ITEMS:
+ + + + + + +

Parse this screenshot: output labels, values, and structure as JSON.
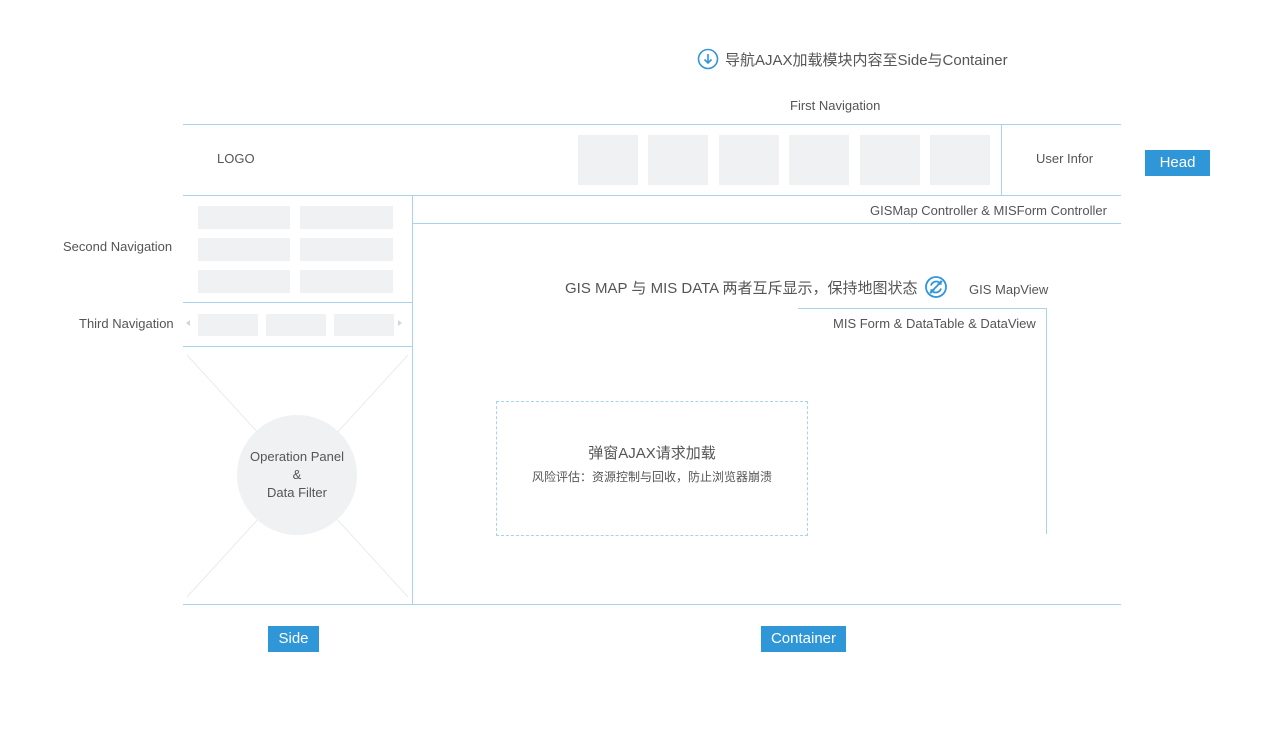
{
  "notes": {
    "top_note": "导航AJAX加载模块内容至Side与Container",
    "gis_mis_note": "GIS MAP 与 MIS DATA 两者互斥显示，保持地图状态"
  },
  "head": {
    "first_navigation": "First Navigation",
    "logo": "LOGO",
    "user_info": "User Infor",
    "nav_item_count": 6
  },
  "side": {
    "second_navigation": "Second Navigation",
    "third_navigation": "Third Navigation",
    "operation_panel_line1": "Operation Panel",
    "operation_panel_line2": "&",
    "operation_panel_line3": "Data Filter"
  },
  "container": {
    "controller_label": "GISMap Controller & MISForm Controller",
    "gis_mapview": "GIS MapView",
    "mis_form_label": "MIS Form & DataTable & DataView",
    "popup_title": "弹窗AJAX请求加载",
    "popup_subtitle": "风险评估：资源控制与回收，防止浏览器崩溃"
  },
  "tags": {
    "head": "Head",
    "side": "Side",
    "container": "Container"
  },
  "colors": {
    "line": "#a9d3ea",
    "accent": "#2f96d8",
    "placeholder": "#eff1f2",
    "text": "#555555"
  }
}
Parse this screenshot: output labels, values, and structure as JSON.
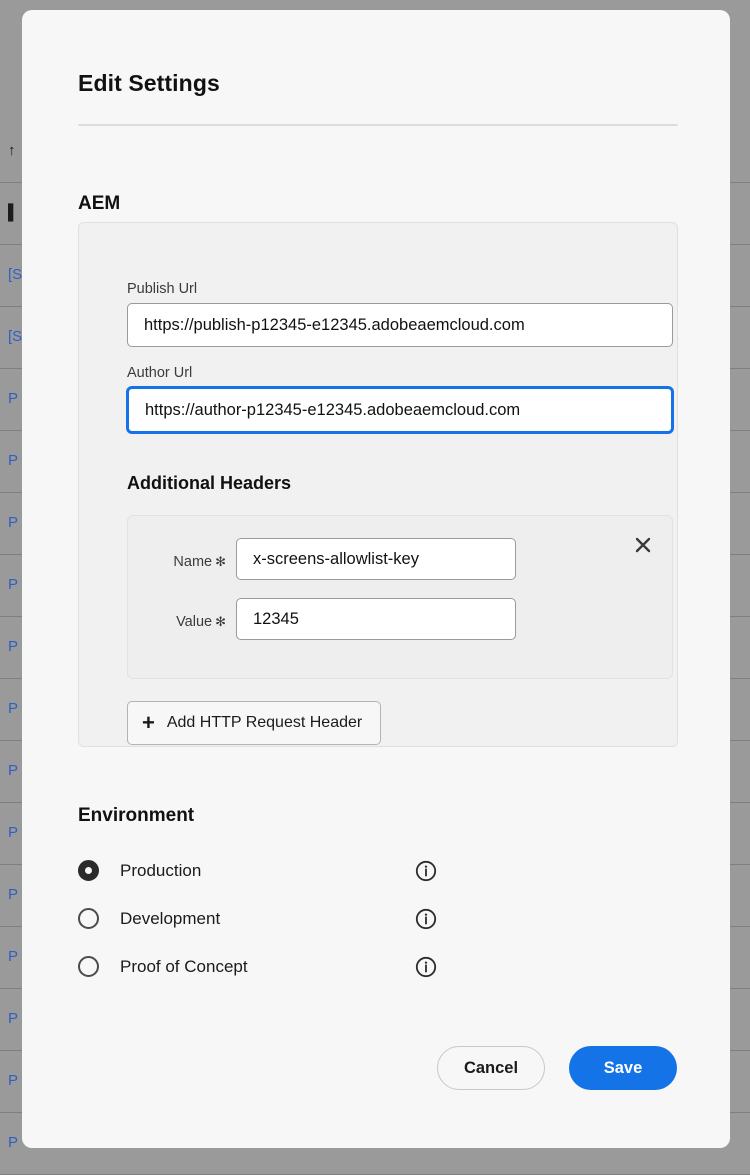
{
  "background": {
    "rows": [
      {
        "text": "↑",
        "kind": "icon-up"
      },
      {
        "text": "▌",
        "kind": "icon-book"
      },
      {
        "text": "[S",
        "kind": "link"
      },
      {
        "text": "[S",
        "kind": "link"
      },
      {
        "text": "P",
        "kind": "link"
      },
      {
        "text": "P",
        "kind": "link"
      },
      {
        "text": "P",
        "kind": "link"
      },
      {
        "text": "P",
        "kind": "link"
      },
      {
        "text": "P",
        "kind": "link"
      },
      {
        "text": "P",
        "kind": "link"
      },
      {
        "text": "P",
        "kind": "link"
      },
      {
        "text": "P",
        "kind": "link"
      },
      {
        "text": "P",
        "kind": "link"
      },
      {
        "text": "P",
        "kind": "link"
      },
      {
        "text": "P",
        "kind": "link"
      },
      {
        "text": "P",
        "kind": "link"
      },
      {
        "text": "P",
        "kind": "link"
      }
    ]
  },
  "modal": {
    "title": "Edit Settings",
    "aem": {
      "heading": "AEM",
      "publish_url": {
        "label": "Publish Url",
        "value": "https://publish-p12345-e12345.adobeaemcloud.com",
        "focused": false
      },
      "author_url": {
        "label": "Author Url",
        "value": "https://author-p12345-e12345.adobeaemcloud.com",
        "focused": true
      },
      "additional_headers": {
        "heading": "Additional Headers",
        "entries": [
          {
            "name_label": "Name",
            "name_required": "✻",
            "name_value": "x-screens-allowlist-key",
            "value_label": "Value",
            "value_required": "✻",
            "value_value": "12345",
            "remove_icon": "close-icon"
          }
        ],
        "add_button": {
          "label": "Add HTTP Request Header",
          "icon": "plus-icon"
        }
      }
    },
    "environment": {
      "heading": "Environment",
      "selected": "Production",
      "options": [
        {
          "label": "Production",
          "checked": true,
          "info_icon": "info-icon"
        },
        {
          "label": "Development",
          "checked": false,
          "info_icon": "info-icon"
        },
        {
          "label": "Proof of Concept",
          "checked": false,
          "info_icon": "info-icon"
        }
      ]
    },
    "footer": {
      "cancel_label": "Cancel",
      "save_label": "Save"
    }
  },
  "colors": {
    "accent_blue": "#1473e6",
    "modal_bg": "#f7f7f7",
    "card_bg": "#f1f1f1",
    "backdrop": "#9a9a9a"
  }
}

+ + + + + + +

TASK DESCRIPTION:
Identify the lines in the entries that hold "https" and return each one.

EXPECTED ANSWER:
        "value": "https://publish-p12345-e12345.adobeaemcloud.com",
        "value": "https://author-p12345-e12345.adobeaemcloud.com",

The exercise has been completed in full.